Task details: Repeat, exactly and completely, the entries shown underneath.
— START —
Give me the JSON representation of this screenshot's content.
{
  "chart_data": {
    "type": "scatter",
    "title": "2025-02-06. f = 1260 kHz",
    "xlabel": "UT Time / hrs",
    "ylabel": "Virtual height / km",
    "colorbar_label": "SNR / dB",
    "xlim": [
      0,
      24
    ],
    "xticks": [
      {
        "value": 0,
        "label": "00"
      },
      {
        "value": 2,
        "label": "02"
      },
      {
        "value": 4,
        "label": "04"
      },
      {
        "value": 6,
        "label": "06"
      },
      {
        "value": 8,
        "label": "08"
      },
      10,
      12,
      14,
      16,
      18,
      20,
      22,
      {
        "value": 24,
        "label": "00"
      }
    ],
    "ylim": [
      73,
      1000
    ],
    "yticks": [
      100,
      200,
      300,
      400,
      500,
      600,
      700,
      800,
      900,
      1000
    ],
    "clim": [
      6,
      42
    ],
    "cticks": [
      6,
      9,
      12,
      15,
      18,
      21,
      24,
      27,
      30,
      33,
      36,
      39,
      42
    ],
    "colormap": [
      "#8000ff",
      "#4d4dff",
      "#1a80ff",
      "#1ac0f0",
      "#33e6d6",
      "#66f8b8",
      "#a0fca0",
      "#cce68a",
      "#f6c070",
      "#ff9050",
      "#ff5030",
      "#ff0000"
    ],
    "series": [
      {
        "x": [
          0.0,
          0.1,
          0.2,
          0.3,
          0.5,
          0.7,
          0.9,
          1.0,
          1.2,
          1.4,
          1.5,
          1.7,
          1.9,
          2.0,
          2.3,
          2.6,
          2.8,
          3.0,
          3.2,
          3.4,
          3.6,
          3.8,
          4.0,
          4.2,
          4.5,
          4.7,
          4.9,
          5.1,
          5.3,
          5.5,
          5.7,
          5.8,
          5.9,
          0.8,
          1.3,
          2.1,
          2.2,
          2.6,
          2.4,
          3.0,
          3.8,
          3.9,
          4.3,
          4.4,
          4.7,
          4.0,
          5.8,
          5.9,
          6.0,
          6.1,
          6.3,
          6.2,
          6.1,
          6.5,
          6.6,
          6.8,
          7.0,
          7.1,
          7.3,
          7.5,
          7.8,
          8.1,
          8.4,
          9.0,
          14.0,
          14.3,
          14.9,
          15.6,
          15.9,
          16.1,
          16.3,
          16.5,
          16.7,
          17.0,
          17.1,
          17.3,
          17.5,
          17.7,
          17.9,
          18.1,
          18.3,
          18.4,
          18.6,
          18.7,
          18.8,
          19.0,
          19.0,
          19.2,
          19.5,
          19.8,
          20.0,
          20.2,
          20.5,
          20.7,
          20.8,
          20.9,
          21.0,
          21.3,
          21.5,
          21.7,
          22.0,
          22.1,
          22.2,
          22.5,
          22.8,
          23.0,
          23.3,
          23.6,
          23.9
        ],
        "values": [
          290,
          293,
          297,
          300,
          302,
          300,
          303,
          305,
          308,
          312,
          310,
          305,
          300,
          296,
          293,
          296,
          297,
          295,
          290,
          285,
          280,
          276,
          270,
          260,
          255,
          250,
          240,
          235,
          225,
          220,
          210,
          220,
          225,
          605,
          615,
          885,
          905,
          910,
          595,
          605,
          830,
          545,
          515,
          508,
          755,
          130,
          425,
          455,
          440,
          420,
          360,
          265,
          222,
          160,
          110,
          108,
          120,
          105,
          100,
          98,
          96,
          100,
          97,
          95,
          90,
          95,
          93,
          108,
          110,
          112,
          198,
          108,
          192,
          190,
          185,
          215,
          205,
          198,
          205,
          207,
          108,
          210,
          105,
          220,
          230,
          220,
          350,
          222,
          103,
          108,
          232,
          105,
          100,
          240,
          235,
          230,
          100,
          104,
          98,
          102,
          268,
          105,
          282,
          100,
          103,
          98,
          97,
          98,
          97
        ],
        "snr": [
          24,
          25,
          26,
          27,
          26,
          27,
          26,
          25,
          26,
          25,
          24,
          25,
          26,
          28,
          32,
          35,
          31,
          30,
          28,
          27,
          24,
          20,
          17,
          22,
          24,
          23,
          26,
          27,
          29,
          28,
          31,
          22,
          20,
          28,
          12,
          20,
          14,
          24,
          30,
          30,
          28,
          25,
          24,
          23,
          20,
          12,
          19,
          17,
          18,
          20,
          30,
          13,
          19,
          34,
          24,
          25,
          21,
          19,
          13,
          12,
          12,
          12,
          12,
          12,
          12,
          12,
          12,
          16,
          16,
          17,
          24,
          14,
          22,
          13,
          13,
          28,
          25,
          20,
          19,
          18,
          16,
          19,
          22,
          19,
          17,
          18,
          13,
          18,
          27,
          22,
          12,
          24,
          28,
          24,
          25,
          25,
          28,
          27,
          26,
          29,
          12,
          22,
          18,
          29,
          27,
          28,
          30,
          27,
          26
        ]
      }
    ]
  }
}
— END —
Answer in full:
Give me the JSON representation of this screenshot's content.
{
  "chart_data": {
    "type": "scatter",
    "title": "2025-02-06. f = 1260 kHz",
    "xlabel": "UT Time / hrs",
    "ylabel": "Virtual height / km",
    "colorbar_label": "SNR / dB",
    "xlim": [
      0,
      24
    ],
    "xticks": [
      {
        "value": 0,
        "label": "00"
      },
      {
        "value": 2,
        "label": "02"
      },
      {
        "value": 4,
        "label": "04"
      },
      {
        "value": 6,
        "label": "06"
      },
      {
        "value": 8,
        "label": "08"
      },
      10,
      12,
      14,
      16,
      18,
      20,
      22,
      {
        "value": 24,
        "label": "00"
      }
    ],
    "ylim": [
      73,
      1000
    ],
    "yticks": [
      100,
      200,
      300,
      400,
      500,
      600,
      700,
      800,
      900,
      1000
    ],
    "clim": [
      6,
      42
    ],
    "cticks": [
      6,
      9,
      12,
      15,
      18,
      21,
      24,
      27,
      30,
      33,
      36,
      39,
      42
    ],
    "colormap": [
      "#8000ff",
      "#4d4dff",
      "#1a80ff",
      "#1ac0f0",
      "#33e6d6",
      "#66f8b8",
      "#a0fca0",
      "#cce68a",
      "#f6c070",
      "#ff9050",
      "#ff5030",
      "#ff0000"
    ],
    "series": [
      {
        "x": [
          0.0,
          0.1,
          0.2,
          0.3,
          0.5,
          0.7,
          0.9,
          1.0,
          1.2,
          1.4,
          1.5,
          1.7,
          1.9,
          2.0,
          2.3,
          2.6,
          2.8,
          3.0,
          3.2,
          3.4,
          3.6,
          3.8,
          4.0,
          4.2,
          4.5,
          4.7,
          4.9,
          5.1,
          5.3,
          5.5,
          5.7,
          5.8,
          5.9,
          0.8,
          1.3,
          2.1,
          2.2,
          2.6,
          2.4,
          3.0,
          3.8,
          3.9,
          4.3,
          4.4,
          4.7,
          4.0,
          5.8,
          5.9,
          6.0,
          6.1,
          6.3,
          6.2,
          6.1,
          6.5,
          6.6,
          6.8,
          7.0,
          7.1,
          7.3,
          7.5,
          7.8,
          8.1,
          8.4,
          9.0,
          14.0,
          14.3,
          14.9,
          15.6,
          15.9,
          16.1,
          16.3,
          16.5,
          16.7,
          17.0,
          17.1,
          17.3,
          17.5,
          17.7,
          17.9,
          18.1,
          18.3,
          18.4,
          18.6,
          18.7,
          18.8,
          19.0,
          19.0,
          19.2,
          19.5,
          19.8,
          20.0,
          20.2,
          20.5,
          20.7,
          20.8,
          20.9,
          21.0,
          21.3,
          21.5,
          21.7,
          22.0,
          22.1,
          22.2,
          22.5,
          22.8,
          23.0,
          23.3,
          23.6,
          23.9
        ],
        "values": [
          290,
          293,
          297,
          300,
          302,
          300,
          303,
          305,
          308,
          312,
          310,
          305,
          300,
          296,
          293,
          296,
          297,
          295,
          290,
          285,
          280,
          276,
          270,
          260,
          255,
          250,
          240,
          235,
          225,
          220,
          210,
          220,
          225,
          605,
          615,
          885,
          905,
          910,
          595,
          605,
          830,
          545,
          515,
          508,
          755,
          130,
          425,
          455,
          440,
          420,
          360,
          265,
          222,
          160,
          110,
          108,
          120,
          105,
          100,
          98,
          96,
          100,
          97,
          95,
          90,
          95,
          93,
          108,
          110,
          112,
          198,
          108,
          192,
          190,
          185,
          215,
          205,
          198,
          205,
          207,
          108,
          210,
          105,
          220,
          230,
          220,
          350,
          222,
          103,
          108,
          232,
          105,
          100,
          240,
          235,
          230,
          100,
          104,
          98,
          102,
          268,
          105,
          282,
          100,
          103,
          98,
          97,
          98,
          97
        ],
        "snr": [
          24,
          25,
          26,
          27,
          26,
          27,
          26,
          25,
          26,
          25,
          24,
          25,
          26,
          28,
          32,
          35,
          31,
          30,
          28,
          27,
          24,
          20,
          17,
          22,
          24,
          23,
          26,
          27,
          29,
          28,
          31,
          22,
          20,
          28,
          12,
          20,
          14,
          24,
          30,
          30,
          28,
          25,
          24,
          23,
          20,
          12,
          19,
          17,
          18,
          20,
          30,
          13,
          19,
          34,
          24,
          25,
          21,
          19,
          13,
          12,
          12,
          12,
          12,
          12,
          12,
          12,
          12,
          16,
          16,
          17,
          24,
          14,
          22,
          13,
          13,
          28,
          25,
          20,
          19,
          18,
          16,
          19,
          22,
          19,
          17,
          18,
          13,
          18,
          27,
          22,
          12,
          24,
          28,
          24,
          25,
          25,
          28,
          27,
          26,
          29,
          12,
          22,
          18,
          29,
          27,
          28,
          30,
          27,
          26
        ]
      }
    ]
  }
}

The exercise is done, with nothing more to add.